Problem> Drop every picture and give the entries back exactly.

## start Data for this exercise

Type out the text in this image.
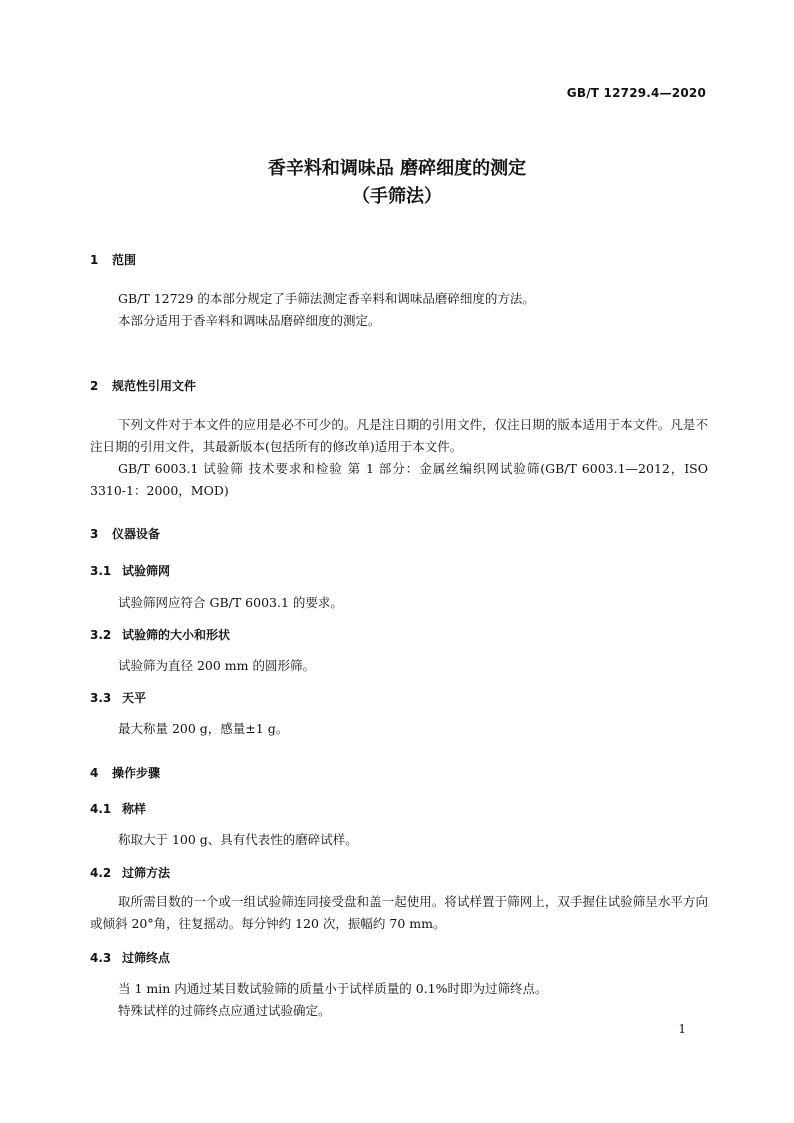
GB/T 12729.4—2020
香辛料和调味品 磨碎细度的测定
（手筛法）
1 范围
GB/T 12729 的本部分规定了手筛法测定香辛料和调味品磨碎细度的方法。
本部分适用于香辛料和调味品磨碎细度的测定。
2 规范性引用文件
下列文件对于本文件的应用是必不可少的。凡是注日期的引用文件，仅注日期的版本适用于本文件。凡是不注日期的引用文件，其最新版本(包括所有的修改单)适用于本文件。
GB/T 6003.1 试验筛 技术要求和检验 第 1 部分：金属丝编织网试验筛(GB/T 6003.1—2012，ISO 3310-1：2000，MOD)
3 仪器设备
3.1 试验筛网
试验筛网应符合 GB/T 6003.1 的要求。
3.2 试验筛的大小和形状
试验筛为直径 200 mm 的圆形筛。
3.3 天平
最大称量 200 g，感量±1 g。
4 操作步骤
4.1 称样
称取大于 100 g、具有代表性的磨碎试样。
4.2 过筛方法
取所需目数的一个或一组试验筛连同接受盘和盖一起使用。将试样置于筛网上，双手握住试验筛呈水平方向或倾斜 20°角，往复摇动。每分钟约 120 次，振幅约 70 mm。
4.3 过筛终点
当 1 min 内通过某目数试验筛的质量小于试样质量的 0.1%时即为过筛终点。
特殊试样的过筛终点应通过试验确定。
1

## end Data for this exercise

The response>
Type out the text in this image.
GB/T 12729.4—2020
香辛料和调味品 磨碎细度的测定
（手筛法）
1 范围
GB/T 12729 的本部分规定了手筛法测定香辛料和调味品磨碎细度的方法。
本部分适用于香辛料和调味品磨碎细度的测定。
2 规范性引用文件
下列文件对于本文件的应用是必不可少的。凡是注日期的引用文件，仅注日期的版本适用于本文件。凡是不注日期的引用文件，其最新版本(包括所有的修改单)适用于本文件。
GB/T 6003.1 试验筛 技术要求和检验 第 1 部分：金属丝编织网试验筛(GB/T 6003.1—2012，ISO 3310-1：2000，MOD)
3 仪器设备
3.1 试验筛网
试验筛网应符合 GB/T 6003.1 的要求。
3.2 试验筛的大小和形状
试验筛为直径 200 mm 的圆形筛。
3.3 天平
最大称量 200 g，感量±1 g。
4 操作步骤
4.1 称样
称取大于 100 g、具有代表性的磨碎试样。
4.2 过筛方法
取所需目数的一个或一组试验筛连同接受盘和盖一起使用。将试样置于筛网上，双手握住试验筛呈水平方向或倾斜 20°角，往复摇动。每分钟约 120 次，振幅约 70 mm。
4.3 过筛终点
当 1 min 内通过某目数试验筛的质量小于试样质量的 0.1%时即为过筛终点。
特殊试样的过筛终点应通过试验确定。
1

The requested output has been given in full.